**The task**: Extract each line where the string "JSON" shows up.
# start of Rows
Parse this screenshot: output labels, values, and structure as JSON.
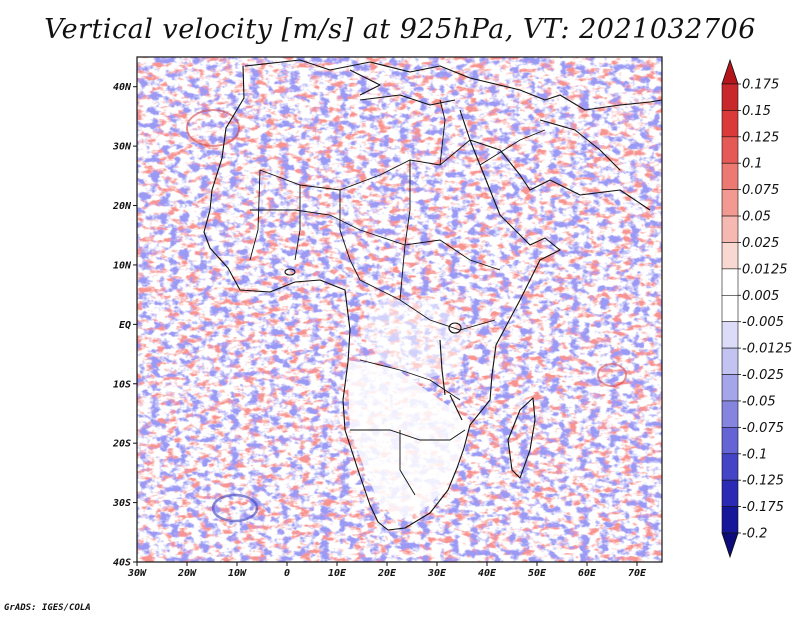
{
  "title": "Vertical velocity [m/s] at 925hPa, VT: 2021032706",
  "credit": "GrADS: IGES/COLA",
  "map": {
    "lon_range": [
      -30,
      75
    ],
    "lat_range": [
      -40,
      45
    ],
    "lat_ticks": [
      {
        "value": 40,
        "label": "40N"
      },
      {
        "value": 30,
        "label": "30N"
      },
      {
        "value": 20,
        "label": "20N"
      },
      {
        "value": 10,
        "label": "10N"
      },
      {
        "value": 0,
        "label": "EQ"
      },
      {
        "value": -10,
        "label": "10S"
      },
      {
        "value": -20,
        "label": "20S"
      },
      {
        "value": -30,
        "label": "30S"
      },
      {
        "value": -40,
        "label": "40S"
      }
    ],
    "lon_ticks": [
      {
        "value": -30,
        "label": "30W"
      },
      {
        "value": -20,
        "label": "20W"
      },
      {
        "value": -10,
        "label": "10W"
      },
      {
        "value": 0,
        "label": "0"
      },
      {
        "value": 10,
        "label": "10E"
      },
      {
        "value": 20,
        "label": "20E"
      },
      {
        "value": 30,
        "label": "30E"
      },
      {
        "value": 40,
        "label": "40E"
      },
      {
        "value": 50,
        "label": "50E"
      },
      {
        "value": 60,
        "label": "60E"
      },
      {
        "value": 70,
        "label": "70E"
      }
    ]
  },
  "colorbar": {
    "levels": [
      "0.175",
      "0.15",
      "0.125",
      "0.1",
      "0.075",
      "0.05",
      "0.025",
      "0.0125",
      "0.005",
      "-0.005",
      "-0.0125",
      "-0.025",
      "-0.05",
      "-0.075",
      "-0.1",
      "-0.125",
      "-0.175",
      "-0.2"
    ],
    "colors": [
      "#b4161b",
      "#c8272b",
      "#da3a3a",
      "#e55a56",
      "#ec7a73",
      "#f29a92",
      "#f6b9b1",
      "#fad8d2",
      "#ffffff",
      "#ffffff",
      "#dcdcf8",
      "#c3c3f2",
      "#a5a5ea",
      "#8585e0",
      "#6464d4",
      "#4444c6",
      "#2a2ab4",
      "#16169a",
      "#0c0c7a"
    ]
  }
}
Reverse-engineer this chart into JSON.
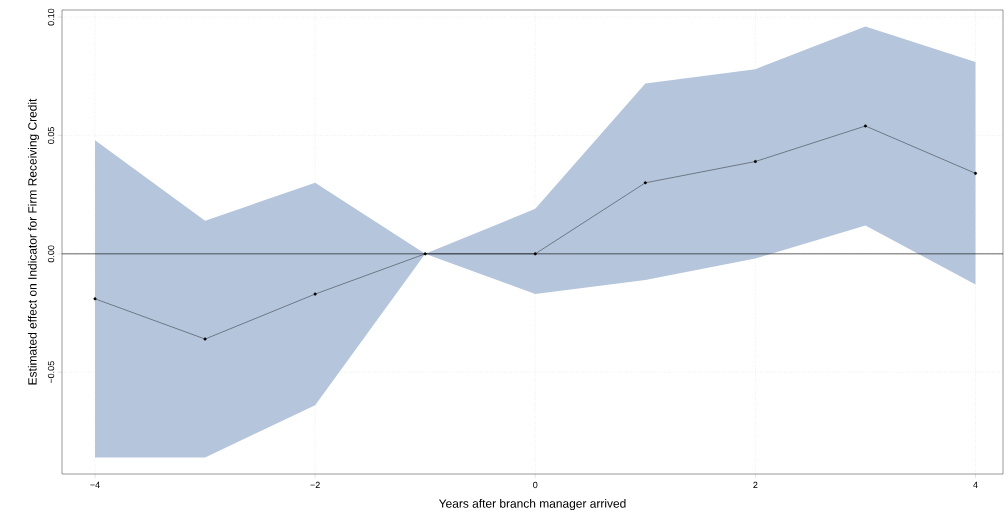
{
  "chart_data": {
    "type": "line",
    "xlabel": "Years after branch manager arrived",
    "ylabel": "Estimated effect on Indicator for Firm Receiving Credit",
    "x": [
      -4,
      -3,
      -2,
      -1,
      0,
      1,
      2,
      3,
      4
    ],
    "series": [
      {
        "color": "#000000",
        "values": [
          -0.019,
          -0.036,
          -0.017,
          0.0,
          0.0,
          0.03,
          0.039,
          0.054,
          0.034
        ],
        "lower": [
          -0.086,
          -0.086,
          -0.064,
          0.0,
          -0.017,
          -0.011,
          -0.002,
          0.012,
          -0.013
        ],
        "upper": [
          0.048,
          0.014,
          0.03,
          0.0,
          0.019,
          0.072,
          0.078,
          0.096,
          0.081
        ]
      }
    ],
    "xlim": [
      -4.3,
      4.25
    ],
    "ylim": [
      -0.093,
      0.103
    ],
    "xticks": [
      {
        "value": -4,
        "label": "−4"
      },
      {
        "value": -2,
        "label": "−2"
      },
      0,
      2,
      4
    ],
    "yticks": [
      {
        "value": -0.05,
        "label": "−0.05"
      },
      {
        "value": 0,
        "label": "0.00"
      },
      0.05,
      {
        "value": 0.1,
        "label": "0.10"
      }
    ],
    "ref_lines": [
      {
        "axis": "y",
        "value": 0,
        "color": "#000000"
      }
    ],
    "grid": true,
    "marker": "circle",
    "line_style": "solid"
  }
}
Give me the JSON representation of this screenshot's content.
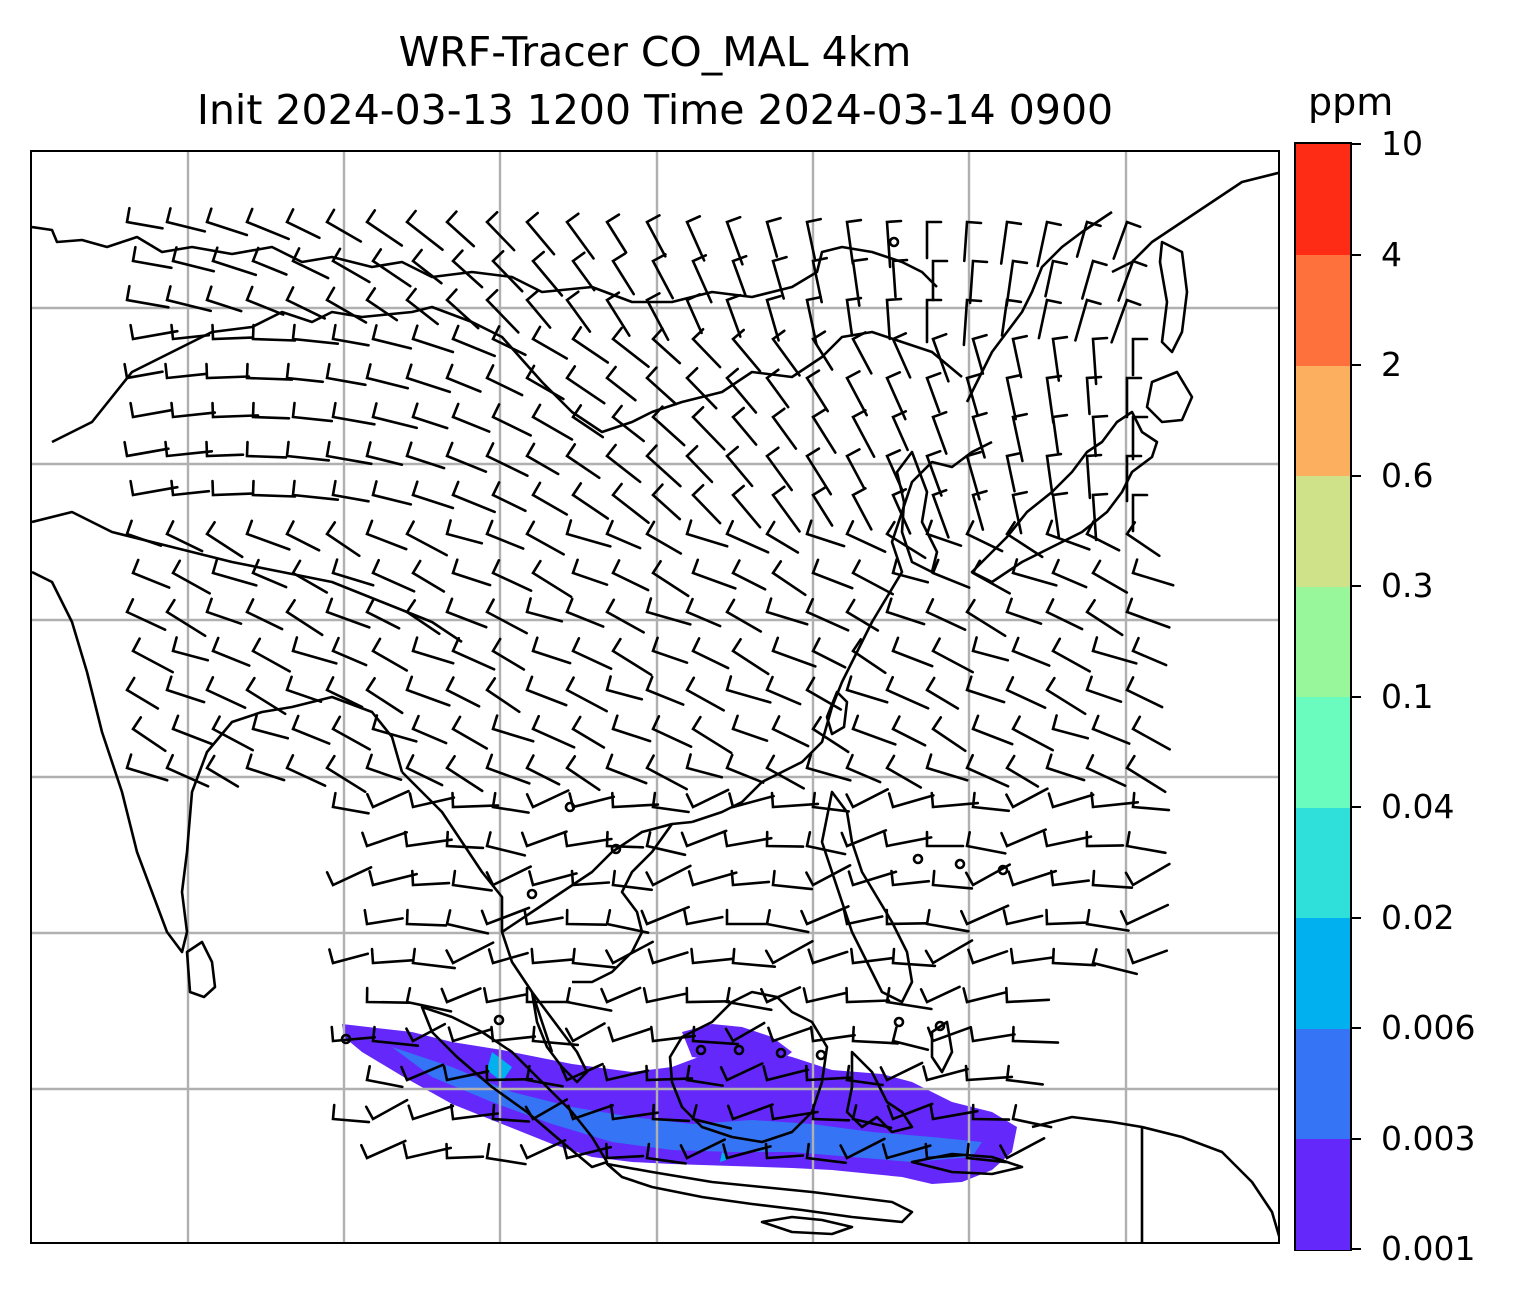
{
  "title": {
    "line1": "WRF-Tracer CO_MAL 4km",
    "line2": "Init 2024-03-13 1200 Time 2024-03-14 0900"
  },
  "colorbar": {
    "units": "ppm",
    "levels": [
      "0.001",
      "0.003",
      "0.006",
      "0.02",
      "0.04",
      "0.1",
      "0.3",
      "0.6",
      "2",
      "4",
      "10"
    ],
    "colors": [
      "#6428fa",
      "#3574f5",
      "#01b0ee",
      "#2fdfd9",
      "#6afbbe",
      "#98f79b",
      "#cfe289",
      "#fdaf60",
      "#fe713c",
      "#fe2c15"
    ]
  },
  "map": {
    "projection": "lat-lon",
    "gridlines": true,
    "field": "CO_MAL tracer concentration",
    "plume_region": "Sumatra-Java-Borneo band, southern part of domain",
    "plume_levels": [
      "0.001-0.003",
      "0.003-0.006",
      "0.006-0.02"
    ],
    "overlay": "wind barbs",
    "coastlines": true
  }
}
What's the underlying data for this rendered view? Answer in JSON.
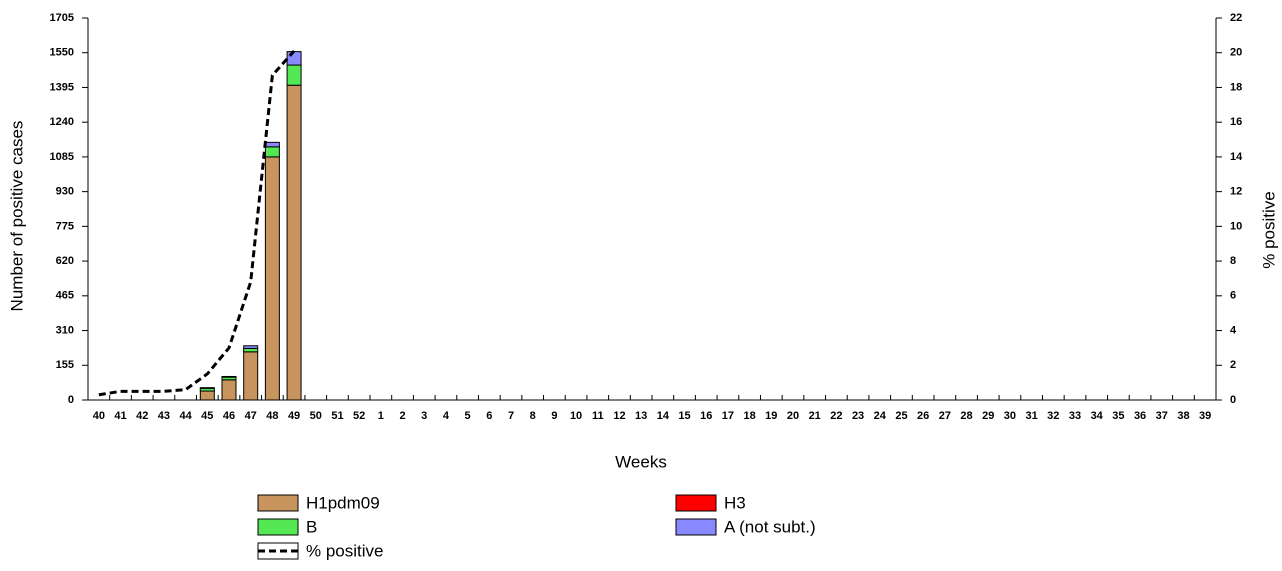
# end of Rows
**The result**:
Parse this screenshot: output labels, values, and structure as JSON.
Reverse-engineer this chart into JSON.
Give me the JSON representation of this screenshot's content.
What's the underlying data for this rendered view? Answer in JSON.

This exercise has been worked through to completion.